## SUPPLIED PASSAGE

::::

"It's about legacy."
That's how DC's early tease for its now officially announced summer event Dark Crisis spelled out the story's premise, in which a so-called Dark Army will apparently slay the Justice League (though DC has also said they'll be "lost" and must be "saved"), leading into the event story itself.
And though the story's title, 'Dark Crisis,' certainly invokes the legacy of Crisis on Infinite Earths and its subsequent stories as well as 2017/18's Dark Nights: Metal and its 2020/21 sequel Dark Nights: Death Metal that play into the overall Crisis mythos, it's actually the legacy of DC itself and the publisher's core heroes that seem to be the driving factor in Dark Crisis.
Leading into Dark Crisis, 'Death of the Justice League' will seemingly kill off most of the core roster of the team with legacy heroes tied to those who will perish apparently stepping up to protect the DCU in their absence. Nothing new in terms of comics - the League has been replaced before, even en masse.

::::

## RECORDS
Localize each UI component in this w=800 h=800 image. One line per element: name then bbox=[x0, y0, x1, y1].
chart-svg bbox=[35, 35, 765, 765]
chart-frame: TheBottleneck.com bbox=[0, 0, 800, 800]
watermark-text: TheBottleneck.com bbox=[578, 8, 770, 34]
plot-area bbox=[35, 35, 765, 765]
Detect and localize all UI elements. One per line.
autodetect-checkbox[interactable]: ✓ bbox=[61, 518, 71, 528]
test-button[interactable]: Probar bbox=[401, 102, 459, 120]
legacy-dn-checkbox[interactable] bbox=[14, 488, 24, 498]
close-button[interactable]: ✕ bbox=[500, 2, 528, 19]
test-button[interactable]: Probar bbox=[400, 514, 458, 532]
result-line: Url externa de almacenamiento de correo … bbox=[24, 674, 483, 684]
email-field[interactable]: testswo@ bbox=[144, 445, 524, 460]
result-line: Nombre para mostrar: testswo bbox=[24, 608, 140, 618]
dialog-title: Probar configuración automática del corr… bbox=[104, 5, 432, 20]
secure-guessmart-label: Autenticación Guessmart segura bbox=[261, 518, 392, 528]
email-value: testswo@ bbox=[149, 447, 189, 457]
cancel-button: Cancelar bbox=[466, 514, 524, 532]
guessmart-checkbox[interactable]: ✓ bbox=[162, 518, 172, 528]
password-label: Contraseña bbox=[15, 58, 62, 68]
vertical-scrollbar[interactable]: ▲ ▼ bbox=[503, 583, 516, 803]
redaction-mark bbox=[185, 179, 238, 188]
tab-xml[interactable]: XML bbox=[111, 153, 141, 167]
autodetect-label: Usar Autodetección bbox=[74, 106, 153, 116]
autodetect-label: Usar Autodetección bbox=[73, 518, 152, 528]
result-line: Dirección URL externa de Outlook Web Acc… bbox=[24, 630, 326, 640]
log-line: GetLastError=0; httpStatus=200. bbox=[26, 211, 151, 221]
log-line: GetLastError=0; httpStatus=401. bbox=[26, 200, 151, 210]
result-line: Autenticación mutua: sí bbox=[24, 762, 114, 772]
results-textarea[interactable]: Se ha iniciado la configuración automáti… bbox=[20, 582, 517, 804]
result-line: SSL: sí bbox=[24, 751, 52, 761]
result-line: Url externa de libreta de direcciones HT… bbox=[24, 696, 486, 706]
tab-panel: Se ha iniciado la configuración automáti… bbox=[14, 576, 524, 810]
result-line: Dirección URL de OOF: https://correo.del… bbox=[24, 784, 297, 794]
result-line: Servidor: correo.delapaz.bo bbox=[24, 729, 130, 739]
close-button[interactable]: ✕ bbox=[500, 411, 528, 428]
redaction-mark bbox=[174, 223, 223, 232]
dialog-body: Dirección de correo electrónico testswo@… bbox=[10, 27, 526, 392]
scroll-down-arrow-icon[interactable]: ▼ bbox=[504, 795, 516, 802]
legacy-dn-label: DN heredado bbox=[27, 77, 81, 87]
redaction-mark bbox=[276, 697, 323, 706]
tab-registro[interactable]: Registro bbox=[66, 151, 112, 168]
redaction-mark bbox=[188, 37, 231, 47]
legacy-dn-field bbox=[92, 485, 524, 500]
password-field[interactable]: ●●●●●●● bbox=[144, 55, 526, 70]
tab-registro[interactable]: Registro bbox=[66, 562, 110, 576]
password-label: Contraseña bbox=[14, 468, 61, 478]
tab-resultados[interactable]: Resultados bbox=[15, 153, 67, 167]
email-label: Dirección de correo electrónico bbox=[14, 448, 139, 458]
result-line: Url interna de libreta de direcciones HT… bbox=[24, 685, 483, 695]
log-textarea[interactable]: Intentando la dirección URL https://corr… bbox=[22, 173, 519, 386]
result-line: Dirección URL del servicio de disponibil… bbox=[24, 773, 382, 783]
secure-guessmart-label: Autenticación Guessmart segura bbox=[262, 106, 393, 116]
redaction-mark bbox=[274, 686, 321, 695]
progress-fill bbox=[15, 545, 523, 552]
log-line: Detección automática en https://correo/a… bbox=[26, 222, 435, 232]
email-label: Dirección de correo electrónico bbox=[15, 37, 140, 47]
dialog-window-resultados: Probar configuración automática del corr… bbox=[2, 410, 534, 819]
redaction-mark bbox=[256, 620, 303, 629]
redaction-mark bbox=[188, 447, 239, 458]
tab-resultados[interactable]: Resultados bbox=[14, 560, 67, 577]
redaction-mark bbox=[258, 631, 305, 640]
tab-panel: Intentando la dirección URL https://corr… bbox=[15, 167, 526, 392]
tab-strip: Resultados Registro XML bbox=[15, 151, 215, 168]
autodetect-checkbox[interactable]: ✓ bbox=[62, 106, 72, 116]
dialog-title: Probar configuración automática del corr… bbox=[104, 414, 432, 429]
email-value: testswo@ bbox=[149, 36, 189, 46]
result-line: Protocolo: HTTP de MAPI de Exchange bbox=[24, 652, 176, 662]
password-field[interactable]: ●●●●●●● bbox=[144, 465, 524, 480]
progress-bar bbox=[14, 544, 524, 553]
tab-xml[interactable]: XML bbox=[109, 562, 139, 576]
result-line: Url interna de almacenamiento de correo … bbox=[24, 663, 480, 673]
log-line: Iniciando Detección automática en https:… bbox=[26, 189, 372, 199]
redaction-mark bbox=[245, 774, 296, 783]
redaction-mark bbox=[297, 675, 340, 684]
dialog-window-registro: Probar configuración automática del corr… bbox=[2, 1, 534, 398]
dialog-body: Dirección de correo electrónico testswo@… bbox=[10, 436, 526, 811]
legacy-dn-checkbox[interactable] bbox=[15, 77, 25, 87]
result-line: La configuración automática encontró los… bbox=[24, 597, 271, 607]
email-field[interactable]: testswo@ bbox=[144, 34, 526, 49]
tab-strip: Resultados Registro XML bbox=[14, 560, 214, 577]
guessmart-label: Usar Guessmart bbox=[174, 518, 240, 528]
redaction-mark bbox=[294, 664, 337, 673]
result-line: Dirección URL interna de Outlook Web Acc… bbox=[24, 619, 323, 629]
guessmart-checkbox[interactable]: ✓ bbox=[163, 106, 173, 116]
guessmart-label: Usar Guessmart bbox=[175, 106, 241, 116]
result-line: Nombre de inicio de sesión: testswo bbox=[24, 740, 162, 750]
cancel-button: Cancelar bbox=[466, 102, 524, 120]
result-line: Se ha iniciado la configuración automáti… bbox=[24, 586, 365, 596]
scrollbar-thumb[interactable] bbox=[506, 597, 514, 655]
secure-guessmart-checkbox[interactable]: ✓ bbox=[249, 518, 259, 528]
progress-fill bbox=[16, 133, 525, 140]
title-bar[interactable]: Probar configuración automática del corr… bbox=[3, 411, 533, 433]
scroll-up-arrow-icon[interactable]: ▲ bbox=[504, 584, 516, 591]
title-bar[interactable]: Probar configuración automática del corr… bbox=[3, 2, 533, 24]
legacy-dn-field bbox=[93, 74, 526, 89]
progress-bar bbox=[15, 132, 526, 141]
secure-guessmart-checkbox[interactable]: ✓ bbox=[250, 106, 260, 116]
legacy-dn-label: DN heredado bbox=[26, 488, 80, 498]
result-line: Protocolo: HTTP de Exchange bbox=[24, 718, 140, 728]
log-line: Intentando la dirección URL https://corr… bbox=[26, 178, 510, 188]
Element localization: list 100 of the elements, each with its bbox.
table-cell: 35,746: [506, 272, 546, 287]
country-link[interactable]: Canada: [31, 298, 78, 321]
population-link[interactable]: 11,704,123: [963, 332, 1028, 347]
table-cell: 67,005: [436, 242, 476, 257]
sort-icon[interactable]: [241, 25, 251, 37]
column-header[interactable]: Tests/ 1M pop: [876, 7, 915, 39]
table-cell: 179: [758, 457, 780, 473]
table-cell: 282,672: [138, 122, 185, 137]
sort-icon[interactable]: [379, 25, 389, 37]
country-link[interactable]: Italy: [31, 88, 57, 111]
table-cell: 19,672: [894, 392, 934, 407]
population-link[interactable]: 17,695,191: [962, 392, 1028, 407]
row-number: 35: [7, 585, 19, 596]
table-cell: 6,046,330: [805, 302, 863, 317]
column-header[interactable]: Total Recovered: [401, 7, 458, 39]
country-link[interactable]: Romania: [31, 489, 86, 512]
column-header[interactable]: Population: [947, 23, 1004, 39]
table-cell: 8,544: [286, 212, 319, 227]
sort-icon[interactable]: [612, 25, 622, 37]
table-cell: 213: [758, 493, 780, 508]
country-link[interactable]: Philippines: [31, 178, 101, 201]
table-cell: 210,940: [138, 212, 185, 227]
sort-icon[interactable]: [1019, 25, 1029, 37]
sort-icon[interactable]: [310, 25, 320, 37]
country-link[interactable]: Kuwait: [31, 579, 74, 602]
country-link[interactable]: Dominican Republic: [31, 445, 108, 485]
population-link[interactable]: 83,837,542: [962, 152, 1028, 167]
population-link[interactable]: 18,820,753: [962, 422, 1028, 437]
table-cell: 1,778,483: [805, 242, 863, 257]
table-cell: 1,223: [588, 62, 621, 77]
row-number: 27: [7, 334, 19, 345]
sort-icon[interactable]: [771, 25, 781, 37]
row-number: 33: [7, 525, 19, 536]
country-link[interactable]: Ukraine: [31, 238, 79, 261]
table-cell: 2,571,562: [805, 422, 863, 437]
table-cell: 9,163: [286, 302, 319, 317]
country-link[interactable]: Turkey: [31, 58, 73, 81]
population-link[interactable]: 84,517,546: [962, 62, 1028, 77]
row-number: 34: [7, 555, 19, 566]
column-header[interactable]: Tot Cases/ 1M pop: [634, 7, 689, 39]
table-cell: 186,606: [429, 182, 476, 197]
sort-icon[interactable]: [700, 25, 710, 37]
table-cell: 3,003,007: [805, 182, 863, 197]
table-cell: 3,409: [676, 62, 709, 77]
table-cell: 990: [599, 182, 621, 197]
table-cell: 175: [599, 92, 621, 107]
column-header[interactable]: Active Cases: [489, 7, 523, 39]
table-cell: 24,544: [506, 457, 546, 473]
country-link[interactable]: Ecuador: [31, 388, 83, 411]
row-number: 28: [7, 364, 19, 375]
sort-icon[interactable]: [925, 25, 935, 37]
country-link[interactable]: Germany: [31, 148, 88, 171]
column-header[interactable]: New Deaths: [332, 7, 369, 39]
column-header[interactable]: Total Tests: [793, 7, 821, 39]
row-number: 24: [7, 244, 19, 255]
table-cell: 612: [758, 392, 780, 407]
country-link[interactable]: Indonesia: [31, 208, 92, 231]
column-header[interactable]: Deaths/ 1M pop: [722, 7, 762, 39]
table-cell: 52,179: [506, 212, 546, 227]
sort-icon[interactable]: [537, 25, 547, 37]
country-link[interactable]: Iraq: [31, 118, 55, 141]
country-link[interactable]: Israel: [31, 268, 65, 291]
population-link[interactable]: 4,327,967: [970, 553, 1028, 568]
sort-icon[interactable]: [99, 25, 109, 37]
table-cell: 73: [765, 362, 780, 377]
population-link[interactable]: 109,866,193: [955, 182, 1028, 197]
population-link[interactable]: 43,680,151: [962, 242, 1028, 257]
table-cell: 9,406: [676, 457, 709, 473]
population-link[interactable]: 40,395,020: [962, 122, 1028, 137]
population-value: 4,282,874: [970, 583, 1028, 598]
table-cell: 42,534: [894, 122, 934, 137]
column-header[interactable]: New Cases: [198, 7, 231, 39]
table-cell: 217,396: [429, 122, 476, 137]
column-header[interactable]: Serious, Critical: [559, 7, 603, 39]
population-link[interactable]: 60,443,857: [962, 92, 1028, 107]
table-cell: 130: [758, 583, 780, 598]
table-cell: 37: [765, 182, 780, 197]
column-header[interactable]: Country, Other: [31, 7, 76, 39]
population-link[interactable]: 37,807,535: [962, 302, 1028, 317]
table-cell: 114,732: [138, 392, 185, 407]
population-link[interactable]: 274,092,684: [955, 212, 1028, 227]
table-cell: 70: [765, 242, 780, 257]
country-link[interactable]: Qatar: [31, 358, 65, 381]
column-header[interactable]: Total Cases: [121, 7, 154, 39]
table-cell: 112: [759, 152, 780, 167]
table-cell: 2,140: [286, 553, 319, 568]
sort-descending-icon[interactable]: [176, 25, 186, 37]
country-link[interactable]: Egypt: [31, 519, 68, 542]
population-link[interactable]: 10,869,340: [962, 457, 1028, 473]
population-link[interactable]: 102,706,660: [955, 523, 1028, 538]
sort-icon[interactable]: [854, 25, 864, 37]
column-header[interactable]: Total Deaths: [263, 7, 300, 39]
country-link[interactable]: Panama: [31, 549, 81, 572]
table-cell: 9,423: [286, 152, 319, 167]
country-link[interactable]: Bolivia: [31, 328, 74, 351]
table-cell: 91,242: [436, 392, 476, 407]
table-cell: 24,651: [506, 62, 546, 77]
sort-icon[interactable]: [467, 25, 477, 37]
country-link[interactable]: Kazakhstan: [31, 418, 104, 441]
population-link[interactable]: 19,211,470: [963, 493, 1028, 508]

::::

## PROBLEM
Repeat the Dark Crisis passage word for word, from "And though the" to "even en masse.".

## SOLUTION FOR THIS TASK
And though the story's title, 'Dark Crisis,' certainly invokes the legacy of Crisis on Infinite Earths and its subsequent stories as well as 2017/18's Dark Nights: Metal and its 2020/21 sequel Dark Nights: Death Metal that play into the overall Crisis mythos, it's actually the legacy of DC itself and the publisher's core heroes that seem to be the driving factor in Dark Crisis.
Leading into Dark Crisis, 'Death of the Justice League' will seemingly kill off most of the core roster of the team with legacy heroes tied to those who will perish apparently stepping up to protect the DCU in their absence. Nothing new in terms of comics - the League has been replaced before, even en masse.